WHAT THE TASK REQUIRES:
Look through the records that follow. Copy every line containing the word "xlabel".

__________

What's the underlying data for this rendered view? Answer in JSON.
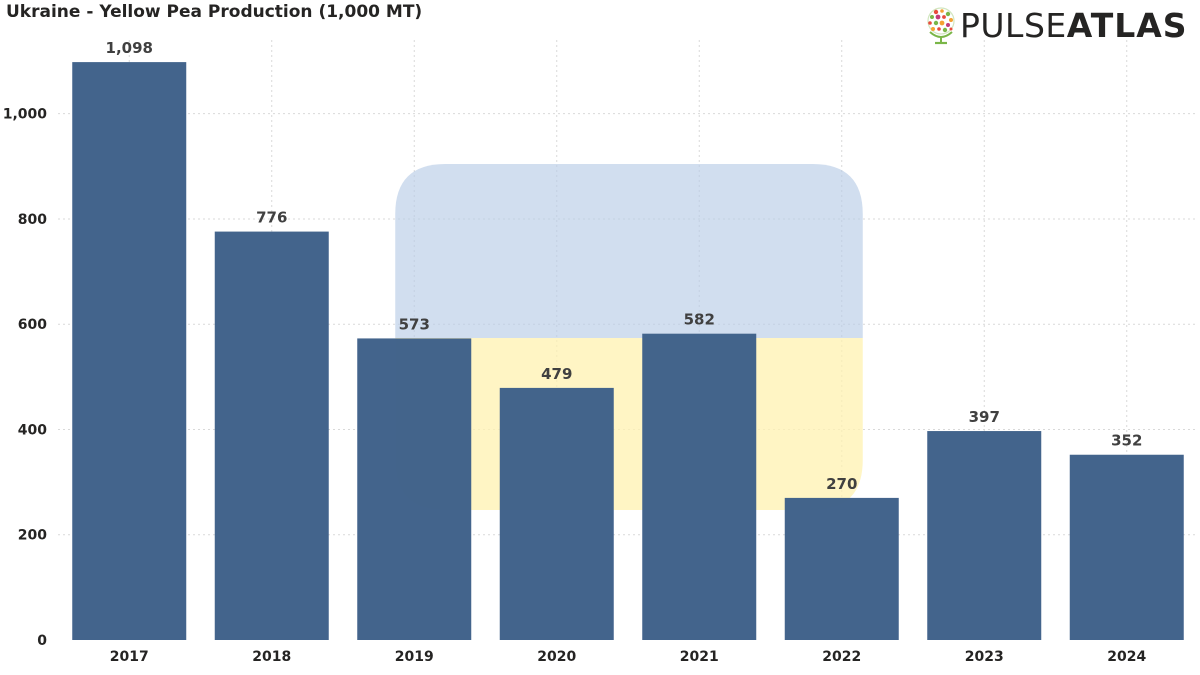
{
  "header": {
    "title": "Ukraine - Yellow Pea Production (1,000 MT)"
  },
  "logo": {
    "word1": "PULSE",
    "word2": "ATLAS",
    "icon": "globe-dots-icon"
  },
  "colors": {
    "bar": "#3f618a",
    "flag_blue": "#b8cce6",
    "flag_yellow": "#fff1b0",
    "grid": "#d9d9d9",
    "text": "#252423",
    "label": "#404040"
  },
  "chart_data": {
    "type": "bar",
    "title": "Ukraine - Yellow Pea Production (1,000 MT)",
    "xlabel": "",
    "ylabel": "",
    "categories": [
      "2017",
      "2018",
      "2019",
      "2020",
      "2021",
      "2022",
      "2023",
      "2024"
    ],
    "values": [
      1098,
      776,
      573,
      479,
      582,
      270,
      397,
      352
    ],
    "value_labels": [
      "1,098",
      "776",
      "573",
      "479",
      "582",
      "270",
      "397",
      "352"
    ],
    "ylim": [
      0,
      1140
    ],
    "yticks": [
      0,
      200,
      400,
      600,
      800,
      1000
    ],
    "ytick_labels": [
      "0",
      "200",
      "400",
      "600",
      "800",
      "1,000"
    ],
    "grid": "dotted",
    "legend": "none",
    "background_shape": "Ukraine flag (blue over yellow), rounded, semi-transparent, behind 2019–2022"
  }
}
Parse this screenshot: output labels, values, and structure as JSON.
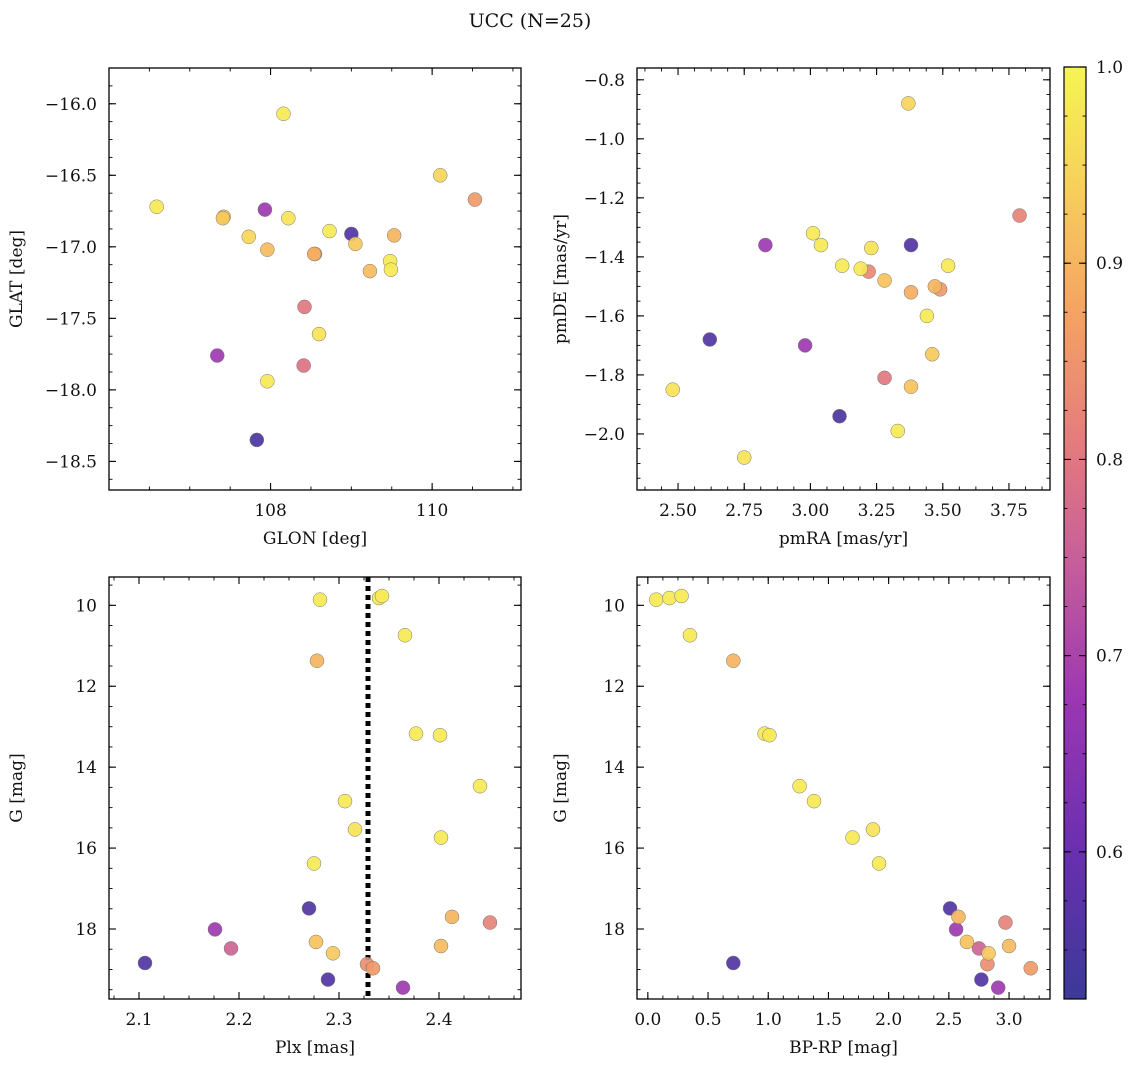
{
  "figure_title": "UCC (N=25)",
  "colorbar": {
    "min": 0.525,
    "max": 1.0,
    "ticks": [
      0.6,
      0.7,
      0.8,
      0.9,
      1.0
    ],
    "tick_labels": [
      "0.6",
      "0.7",
      "0.8",
      "0.9",
      "1.0"
    ],
    "colormap": "plasma"
  },
  "chart_data": [
    {
      "type": "scatter",
      "xlabel": "GLON [deg]",
      "ylabel": "GLAT [deg]",
      "xlim": [
        106.0,
        111.1
      ],
      "ylim": [
        -18.7,
        -15.75
      ],
      "x_ticks": [
        108,
        110
      ],
      "x_tick_labels": [
        "108",
        "110"
      ],
      "y_ticks": [
        -16.0,
        -16.5,
        -17.0,
        -17.5,
        -18.0,
        -18.5
      ],
      "y_tick_labels": [
        "−16.0",
        "−16.5",
        "−17.0",
        "−17.5",
        "−18.0",
        "−18.5"
      ],
      "points": [
        {
          "x": 108.16,
          "y": -16.07,
          "p": 0.98
        },
        {
          "x": 106.59,
          "y": -16.72,
          "p": 0.98
        },
        {
          "x": 107.41,
          "y": -16.8,
          "p": 0.93
        },
        {
          "x": 107.93,
          "y": -16.74,
          "p": 0.68
        },
        {
          "x": 108.22,
          "y": -16.8,
          "p": 0.97
        },
        {
          "x": 107.73,
          "y": -16.93,
          "p": 0.95
        },
        {
          "x": 107.96,
          "y": -17.02,
          "p": 0.91
        },
        {
          "x": 108.54,
          "y": -17.05,
          "p": 0.89
        },
        {
          "x": 108.73,
          "y": -16.89,
          "p": 0.98
        },
        {
          "x": 109.0,
          "y": -16.91,
          "p": 0.56
        },
        {
          "x": 109.05,
          "y": -16.98,
          "p": 0.93
        },
        {
          "x": 109.23,
          "y": -17.17,
          "p": 0.91
        },
        {
          "x": 109.53,
          "y": -16.92,
          "p": 0.9
        },
        {
          "x": 109.48,
          "y": -17.1,
          "p": 0.98
        },
        {
          "x": 109.49,
          "y": -17.16,
          "p": 0.98
        },
        {
          "x": 110.53,
          "y": -16.67,
          "p": 0.86
        },
        {
          "x": 108.42,
          "y": -17.42,
          "p": 0.8
        },
        {
          "x": 108.6,
          "y": -17.61,
          "p": 0.97
        },
        {
          "x": 107.34,
          "y": -17.76,
          "p": 0.68
        },
        {
          "x": 108.41,
          "y": -17.83,
          "p": 0.79
        },
        {
          "x": 107.96,
          "y": -17.94,
          "p": 0.98
        },
        {
          "x": 107.83,
          "y": -18.35,
          "p": 0.55
        },
        {
          "x": 110.1,
          "y": -16.5,
          "p": 0.95
        },
        {
          "x": 108.55,
          "y": -17.05,
          "p": 0.88
        },
        {
          "x": 107.42,
          "y": -16.79,
          "p": 0.92
        }
      ]
    },
    {
      "type": "scatter",
      "xlabel": "pmRA [mas/yr]",
      "ylabel": "pmDE [mas/yr]",
      "xlim": [
        2.345,
        3.905
      ],
      "ylim": [
        -2.19,
        -0.76
      ],
      "x_ticks": [
        2.5,
        2.75,
        3.0,
        3.25,
        3.5,
        3.75
      ],
      "x_tick_labels": [
        "2.50",
        "2.75",
        "3.00",
        "3.25",
        "3.50",
        "3.75"
      ],
      "y_ticks": [
        -0.8,
        -1.0,
        -1.2,
        -1.4,
        -1.6,
        -1.8,
        -2.0
      ],
      "y_tick_labels": [
        "−0.8",
        "−1.0",
        "−1.2",
        "−1.4",
        "−1.6",
        "−1.8",
        "−2.0"
      ],
      "points": [
        {
          "x": 3.37,
          "y": -0.88,
          "p": 0.95
        },
        {
          "x": 3.79,
          "y": -1.26,
          "p": 0.82
        },
        {
          "x": 2.83,
          "y": -1.36,
          "p": 0.68
        },
        {
          "x": 3.38,
          "y": -1.36,
          "p": 0.56
        },
        {
          "x": 3.01,
          "y": -1.32,
          "p": 0.98
        },
        {
          "x": 3.04,
          "y": -1.36,
          "p": 0.98
        },
        {
          "x": 3.23,
          "y": -1.37,
          "p": 0.97
        },
        {
          "x": 3.12,
          "y": -1.43,
          "p": 0.98
        },
        {
          "x": 3.19,
          "y": -1.44,
          "p": 0.98
        },
        {
          "x": 3.22,
          "y": -1.45,
          "p": 0.83
        },
        {
          "x": 3.28,
          "y": -1.48,
          "p": 0.92
        },
        {
          "x": 3.52,
          "y": -1.43,
          "p": 0.98
        },
        {
          "x": 3.38,
          "y": -1.52,
          "p": 0.89
        },
        {
          "x": 3.47,
          "y": -1.5,
          "p": 0.9
        },
        {
          "x": 3.49,
          "y": -1.51,
          "p": 0.86
        },
        {
          "x": 3.44,
          "y": -1.6,
          "p": 0.98
        },
        {
          "x": 2.62,
          "y": -1.68,
          "p": 0.56
        },
        {
          "x": 2.98,
          "y": -1.7,
          "p": 0.68
        },
        {
          "x": 3.46,
          "y": -1.73,
          "p": 0.93
        },
        {
          "x": 3.28,
          "y": -1.81,
          "p": 0.8
        },
        {
          "x": 3.38,
          "y": -1.84,
          "p": 0.92
        },
        {
          "x": 2.48,
          "y": -1.85,
          "p": 0.97
        },
        {
          "x": 3.11,
          "y": -1.94,
          "p": 0.55
        },
        {
          "x": 3.33,
          "y": -1.99,
          "p": 0.98
        },
        {
          "x": 2.75,
          "y": -2.08,
          "p": 0.97
        }
      ]
    },
    {
      "type": "scatter",
      "xlabel": "Plx [mas]",
      "ylabel": "G [mag]",
      "xlim": [
        2.07,
        2.482
      ],
      "ylim": [
        19.73,
        9.3
      ],
      "x_ticks": [
        2.1,
        2.2,
        2.3,
        2.4
      ],
      "x_tick_labels": [
        "2.1",
        "2.2",
        "2.3",
        "2.4"
      ],
      "y_ticks": [
        10,
        12,
        14,
        16,
        18
      ],
      "y_tick_labels": [
        "10",
        "12",
        "14",
        "16",
        "18"
      ],
      "vline": 2.329,
      "points": [
        {
          "x": 2.281,
          "y": 9.86,
          "p": 0.98
        },
        {
          "x": 2.34,
          "y": 9.82,
          "p": 0.98
        },
        {
          "x": 2.343,
          "y": 9.77,
          "p": 0.98
        },
        {
          "x": 2.366,
          "y": 10.74,
          "p": 0.98
        },
        {
          "x": 2.278,
          "y": 11.37,
          "p": 0.9
        },
        {
          "x": 2.377,
          "y": 13.17,
          "p": 0.98
        },
        {
          "x": 2.401,
          "y": 13.21,
          "p": 0.98
        },
        {
          "x": 2.441,
          "y": 14.47,
          "p": 0.98
        },
        {
          "x": 2.306,
          "y": 14.84,
          "p": 0.98
        },
        {
          "x": 2.316,
          "y": 15.54,
          "p": 0.97
        },
        {
          "x": 2.402,
          "y": 15.74,
          "p": 0.98
        },
        {
          "x": 2.275,
          "y": 16.38,
          "p": 0.98
        },
        {
          "x": 2.27,
          "y": 17.49,
          "p": 0.56
        },
        {
          "x": 2.413,
          "y": 17.7,
          "p": 0.9
        },
        {
          "x": 2.451,
          "y": 17.84,
          "p": 0.82
        },
        {
          "x": 2.176,
          "y": 18.01,
          "p": 0.68
        },
        {
          "x": 2.277,
          "y": 18.32,
          "p": 0.92
        },
        {
          "x": 2.402,
          "y": 18.42,
          "p": 0.91
        },
        {
          "x": 2.192,
          "y": 18.48,
          "p": 0.76
        },
        {
          "x": 2.294,
          "y": 18.6,
          "p": 0.93
        },
        {
          "x": 2.106,
          "y": 18.84,
          "p": 0.56
        },
        {
          "x": 2.328,
          "y": 18.87,
          "p": 0.84
        },
        {
          "x": 2.334,
          "y": 18.97,
          "p": 0.86
        },
        {
          "x": 2.289,
          "y": 19.25,
          "p": 0.56
        },
        {
          "x": 2.364,
          "y": 19.45,
          "p": 0.68
        }
      ]
    },
    {
      "type": "scatter",
      "xlabel": "BP-RP [mag]",
      "ylabel": "G [mag]",
      "xlim": [
        -0.09,
        3.34
      ],
      "ylim": [
        19.73,
        9.3
      ],
      "x_ticks": [
        0.0,
        0.5,
        1.0,
        1.5,
        2.0,
        2.5,
        3.0
      ],
      "x_tick_labels": [
        "0.0",
        "0.5",
        "1.0",
        "1.5",
        "2.0",
        "2.5",
        "3.0"
      ],
      "y_ticks": [
        10,
        12,
        14,
        16,
        18
      ],
      "y_tick_labels": [
        "10",
        "12",
        "14",
        "16",
        "18"
      ],
      "points": [
        {
          "x": 0.07,
          "y": 9.86,
          "p": 0.98
        },
        {
          "x": 0.18,
          "y": 9.82,
          "p": 0.98
        },
        {
          "x": 0.28,
          "y": 9.77,
          "p": 0.98
        },
        {
          "x": 0.35,
          "y": 10.74,
          "p": 0.98
        },
        {
          "x": 0.71,
          "y": 11.37,
          "p": 0.9
        },
        {
          "x": 0.97,
          "y": 13.17,
          "p": 0.98
        },
        {
          "x": 1.01,
          "y": 13.21,
          "p": 0.98
        },
        {
          "x": 1.26,
          "y": 14.47,
          "p": 0.98
        },
        {
          "x": 1.38,
          "y": 14.84,
          "p": 0.98
        },
        {
          "x": 1.87,
          "y": 15.54,
          "p": 0.97
        },
        {
          "x": 1.7,
          "y": 15.74,
          "p": 0.98
        },
        {
          "x": 1.92,
          "y": 16.38,
          "p": 0.98
        },
        {
          "x": 2.51,
          "y": 17.49,
          "p": 0.56
        },
        {
          "x": 2.58,
          "y": 17.7,
          "p": 0.9
        },
        {
          "x": 2.97,
          "y": 17.84,
          "p": 0.82
        },
        {
          "x": 2.56,
          "y": 18.01,
          "p": 0.68
        },
        {
          "x": 2.65,
          "y": 18.32,
          "p": 0.92
        },
        {
          "x": 3.0,
          "y": 18.42,
          "p": 0.91
        },
        {
          "x": 2.75,
          "y": 18.48,
          "p": 0.76
        },
        {
          "x": 2.83,
          "y": 18.6,
          "p": 0.93
        },
        {
          "x": 0.71,
          "y": 18.84,
          "p": 0.56
        },
        {
          "x": 2.82,
          "y": 18.87,
          "p": 0.84
        },
        {
          "x": 3.18,
          "y": 18.97,
          "p": 0.86
        },
        {
          "x": 2.77,
          "y": 19.25,
          "p": 0.56
        },
        {
          "x": 2.91,
          "y": 19.45,
          "p": 0.68
        }
      ]
    }
  ]
}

__________

SOLVED PROBLEM:
    "xlabel": "",
      "xlabel": "GLON [deg]",
      "xlabel": "pmRA [mas/yr]",
      "xlabel": "Plx [mas]",
      "xlabel": "BP-RP [mag]",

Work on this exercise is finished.